[Figure collection entries]
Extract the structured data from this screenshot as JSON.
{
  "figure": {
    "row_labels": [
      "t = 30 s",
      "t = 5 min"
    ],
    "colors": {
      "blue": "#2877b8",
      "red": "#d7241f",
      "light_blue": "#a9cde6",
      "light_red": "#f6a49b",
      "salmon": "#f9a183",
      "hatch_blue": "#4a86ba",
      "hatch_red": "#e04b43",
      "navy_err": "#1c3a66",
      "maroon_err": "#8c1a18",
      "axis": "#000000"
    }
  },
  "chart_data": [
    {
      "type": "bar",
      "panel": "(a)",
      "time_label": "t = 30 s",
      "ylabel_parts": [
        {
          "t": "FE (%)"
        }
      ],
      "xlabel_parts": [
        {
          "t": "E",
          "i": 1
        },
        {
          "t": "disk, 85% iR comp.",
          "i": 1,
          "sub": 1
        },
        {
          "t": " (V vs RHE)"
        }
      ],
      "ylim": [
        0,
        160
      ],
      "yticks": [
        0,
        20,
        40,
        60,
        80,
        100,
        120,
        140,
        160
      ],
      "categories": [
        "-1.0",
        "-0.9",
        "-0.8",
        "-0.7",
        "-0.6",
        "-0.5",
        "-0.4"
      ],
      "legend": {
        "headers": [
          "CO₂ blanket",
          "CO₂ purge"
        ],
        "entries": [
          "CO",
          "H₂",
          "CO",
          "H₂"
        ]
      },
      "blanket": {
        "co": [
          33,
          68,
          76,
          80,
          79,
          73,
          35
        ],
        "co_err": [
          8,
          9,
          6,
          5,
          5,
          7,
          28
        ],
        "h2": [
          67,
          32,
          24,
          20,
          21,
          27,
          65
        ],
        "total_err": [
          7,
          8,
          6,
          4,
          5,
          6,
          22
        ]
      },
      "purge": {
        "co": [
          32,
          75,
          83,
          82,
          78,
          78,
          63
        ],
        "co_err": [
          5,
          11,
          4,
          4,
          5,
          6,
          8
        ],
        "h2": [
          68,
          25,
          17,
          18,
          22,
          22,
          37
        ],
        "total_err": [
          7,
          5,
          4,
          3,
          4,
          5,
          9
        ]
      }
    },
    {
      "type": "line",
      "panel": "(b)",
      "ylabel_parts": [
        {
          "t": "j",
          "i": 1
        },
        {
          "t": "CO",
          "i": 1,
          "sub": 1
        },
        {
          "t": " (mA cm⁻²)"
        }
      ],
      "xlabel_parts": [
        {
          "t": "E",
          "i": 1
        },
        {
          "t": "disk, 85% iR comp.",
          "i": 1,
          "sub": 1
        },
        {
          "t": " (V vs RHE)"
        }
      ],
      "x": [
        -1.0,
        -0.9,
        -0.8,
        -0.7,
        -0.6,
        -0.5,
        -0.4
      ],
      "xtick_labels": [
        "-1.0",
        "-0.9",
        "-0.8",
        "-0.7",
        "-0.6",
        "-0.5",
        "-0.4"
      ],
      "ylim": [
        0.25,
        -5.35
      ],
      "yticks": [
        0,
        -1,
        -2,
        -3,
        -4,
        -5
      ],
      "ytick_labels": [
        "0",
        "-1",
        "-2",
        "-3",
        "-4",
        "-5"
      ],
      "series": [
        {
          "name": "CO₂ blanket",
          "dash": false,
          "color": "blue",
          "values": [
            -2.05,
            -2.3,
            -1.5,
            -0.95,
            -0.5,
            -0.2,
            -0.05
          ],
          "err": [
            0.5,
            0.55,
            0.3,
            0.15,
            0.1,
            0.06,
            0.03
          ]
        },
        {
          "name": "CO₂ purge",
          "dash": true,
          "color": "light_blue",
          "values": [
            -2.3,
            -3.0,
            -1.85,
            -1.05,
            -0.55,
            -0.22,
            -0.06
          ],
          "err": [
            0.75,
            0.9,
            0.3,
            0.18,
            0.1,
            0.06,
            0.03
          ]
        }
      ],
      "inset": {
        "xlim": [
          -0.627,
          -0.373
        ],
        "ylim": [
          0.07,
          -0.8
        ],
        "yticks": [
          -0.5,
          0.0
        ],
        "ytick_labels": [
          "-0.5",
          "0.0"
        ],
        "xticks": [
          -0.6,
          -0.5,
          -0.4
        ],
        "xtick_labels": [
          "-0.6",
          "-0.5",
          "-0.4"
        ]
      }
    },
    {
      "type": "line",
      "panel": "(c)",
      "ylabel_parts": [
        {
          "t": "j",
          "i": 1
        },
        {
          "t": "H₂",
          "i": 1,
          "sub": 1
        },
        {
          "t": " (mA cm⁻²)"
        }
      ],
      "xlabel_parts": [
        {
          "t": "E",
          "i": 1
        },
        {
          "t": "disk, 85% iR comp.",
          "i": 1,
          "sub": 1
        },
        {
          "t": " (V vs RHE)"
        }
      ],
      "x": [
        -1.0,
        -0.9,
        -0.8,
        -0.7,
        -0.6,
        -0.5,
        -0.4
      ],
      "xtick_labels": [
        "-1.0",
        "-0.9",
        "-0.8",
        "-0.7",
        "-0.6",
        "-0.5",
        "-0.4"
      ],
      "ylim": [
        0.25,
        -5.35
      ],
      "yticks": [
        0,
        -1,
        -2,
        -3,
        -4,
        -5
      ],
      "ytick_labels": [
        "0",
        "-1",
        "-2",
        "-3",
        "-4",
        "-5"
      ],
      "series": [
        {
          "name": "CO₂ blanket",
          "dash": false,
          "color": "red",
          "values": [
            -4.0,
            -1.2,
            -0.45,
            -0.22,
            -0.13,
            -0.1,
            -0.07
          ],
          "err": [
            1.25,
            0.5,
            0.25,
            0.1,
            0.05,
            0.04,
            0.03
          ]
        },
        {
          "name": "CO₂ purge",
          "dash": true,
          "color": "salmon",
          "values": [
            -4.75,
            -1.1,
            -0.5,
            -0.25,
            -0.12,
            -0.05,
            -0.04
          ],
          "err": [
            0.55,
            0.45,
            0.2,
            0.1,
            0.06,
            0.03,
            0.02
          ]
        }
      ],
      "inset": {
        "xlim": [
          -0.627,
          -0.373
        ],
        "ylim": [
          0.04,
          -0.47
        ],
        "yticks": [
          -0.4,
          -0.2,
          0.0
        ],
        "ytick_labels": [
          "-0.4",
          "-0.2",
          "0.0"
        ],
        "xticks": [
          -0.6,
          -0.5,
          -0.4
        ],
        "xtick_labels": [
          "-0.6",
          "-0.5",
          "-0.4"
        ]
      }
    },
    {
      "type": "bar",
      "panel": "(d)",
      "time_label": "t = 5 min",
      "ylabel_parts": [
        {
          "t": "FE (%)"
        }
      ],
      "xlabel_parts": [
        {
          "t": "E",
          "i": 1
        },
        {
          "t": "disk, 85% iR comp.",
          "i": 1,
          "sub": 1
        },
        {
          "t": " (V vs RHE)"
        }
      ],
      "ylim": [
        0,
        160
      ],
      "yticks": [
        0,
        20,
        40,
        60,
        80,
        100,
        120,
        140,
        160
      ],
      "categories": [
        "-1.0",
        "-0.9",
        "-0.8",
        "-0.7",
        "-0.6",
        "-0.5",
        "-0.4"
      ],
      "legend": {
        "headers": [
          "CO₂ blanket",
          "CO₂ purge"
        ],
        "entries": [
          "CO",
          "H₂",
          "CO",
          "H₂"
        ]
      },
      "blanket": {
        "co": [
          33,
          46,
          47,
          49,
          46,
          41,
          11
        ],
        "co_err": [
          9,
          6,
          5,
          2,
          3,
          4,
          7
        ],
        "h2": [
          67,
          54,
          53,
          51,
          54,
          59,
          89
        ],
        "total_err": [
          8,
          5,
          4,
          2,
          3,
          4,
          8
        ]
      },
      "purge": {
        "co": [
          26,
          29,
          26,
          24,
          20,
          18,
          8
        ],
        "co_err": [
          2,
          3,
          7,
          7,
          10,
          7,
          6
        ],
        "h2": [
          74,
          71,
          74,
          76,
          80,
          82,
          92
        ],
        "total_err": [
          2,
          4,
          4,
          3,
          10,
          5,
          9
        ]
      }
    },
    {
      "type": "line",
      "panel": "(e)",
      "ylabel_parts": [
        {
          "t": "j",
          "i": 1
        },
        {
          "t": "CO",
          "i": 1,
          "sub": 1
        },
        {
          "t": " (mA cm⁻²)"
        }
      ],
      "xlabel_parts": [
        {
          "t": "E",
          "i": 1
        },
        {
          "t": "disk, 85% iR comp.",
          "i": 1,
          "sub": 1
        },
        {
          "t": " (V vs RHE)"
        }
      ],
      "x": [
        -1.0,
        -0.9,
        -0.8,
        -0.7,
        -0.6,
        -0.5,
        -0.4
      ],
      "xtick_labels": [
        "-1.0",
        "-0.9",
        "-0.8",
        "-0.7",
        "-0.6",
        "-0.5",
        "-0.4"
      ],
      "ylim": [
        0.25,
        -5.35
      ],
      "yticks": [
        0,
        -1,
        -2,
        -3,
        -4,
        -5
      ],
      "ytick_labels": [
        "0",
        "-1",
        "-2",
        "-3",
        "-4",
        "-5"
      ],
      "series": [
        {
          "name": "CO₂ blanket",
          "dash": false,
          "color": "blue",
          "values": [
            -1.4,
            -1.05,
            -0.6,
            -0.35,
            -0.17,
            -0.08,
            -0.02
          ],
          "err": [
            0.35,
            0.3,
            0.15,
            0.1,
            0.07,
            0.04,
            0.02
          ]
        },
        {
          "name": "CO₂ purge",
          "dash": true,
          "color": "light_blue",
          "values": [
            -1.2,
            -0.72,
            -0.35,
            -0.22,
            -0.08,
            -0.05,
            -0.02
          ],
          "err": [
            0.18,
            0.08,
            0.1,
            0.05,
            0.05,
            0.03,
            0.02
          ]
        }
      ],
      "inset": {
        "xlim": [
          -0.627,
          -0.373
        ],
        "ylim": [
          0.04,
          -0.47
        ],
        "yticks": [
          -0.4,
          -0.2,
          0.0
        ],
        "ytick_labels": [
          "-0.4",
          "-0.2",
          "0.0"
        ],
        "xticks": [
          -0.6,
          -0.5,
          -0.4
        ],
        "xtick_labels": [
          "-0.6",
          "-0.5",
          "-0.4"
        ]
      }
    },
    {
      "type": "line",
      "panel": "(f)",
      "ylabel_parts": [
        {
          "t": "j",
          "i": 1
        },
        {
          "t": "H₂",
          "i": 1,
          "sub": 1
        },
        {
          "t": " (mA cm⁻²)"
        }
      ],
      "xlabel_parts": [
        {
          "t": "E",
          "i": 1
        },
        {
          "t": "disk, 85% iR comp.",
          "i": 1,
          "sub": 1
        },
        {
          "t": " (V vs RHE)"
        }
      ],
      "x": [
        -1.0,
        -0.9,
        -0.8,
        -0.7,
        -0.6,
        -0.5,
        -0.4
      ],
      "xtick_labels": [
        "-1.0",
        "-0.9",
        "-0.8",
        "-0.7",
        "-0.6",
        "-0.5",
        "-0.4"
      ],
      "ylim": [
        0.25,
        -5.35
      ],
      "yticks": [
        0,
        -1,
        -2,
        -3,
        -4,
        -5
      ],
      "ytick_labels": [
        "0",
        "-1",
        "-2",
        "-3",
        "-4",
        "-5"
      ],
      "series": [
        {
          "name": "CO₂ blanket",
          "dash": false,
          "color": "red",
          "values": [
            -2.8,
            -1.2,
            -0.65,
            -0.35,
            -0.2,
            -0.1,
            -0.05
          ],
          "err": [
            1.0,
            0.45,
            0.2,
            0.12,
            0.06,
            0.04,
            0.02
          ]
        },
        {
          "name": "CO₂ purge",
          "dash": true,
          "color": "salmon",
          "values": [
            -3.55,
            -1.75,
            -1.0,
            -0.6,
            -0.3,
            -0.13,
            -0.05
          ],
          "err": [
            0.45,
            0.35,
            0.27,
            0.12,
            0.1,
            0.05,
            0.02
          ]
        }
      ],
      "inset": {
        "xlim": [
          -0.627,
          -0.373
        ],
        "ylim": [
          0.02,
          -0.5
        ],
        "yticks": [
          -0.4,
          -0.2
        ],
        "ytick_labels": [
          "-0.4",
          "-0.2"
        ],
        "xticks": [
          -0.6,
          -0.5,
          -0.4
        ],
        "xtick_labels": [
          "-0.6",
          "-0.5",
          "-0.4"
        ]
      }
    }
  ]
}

Given exercise
Extract every line that has the string "panel" in it.

Finished exercise
      "panel": "(a)",
      "panel": "(b)",
      "panel": "(c)",
      "panel": "(d)",
      "panel": "(e)",
      "panel": "(f)",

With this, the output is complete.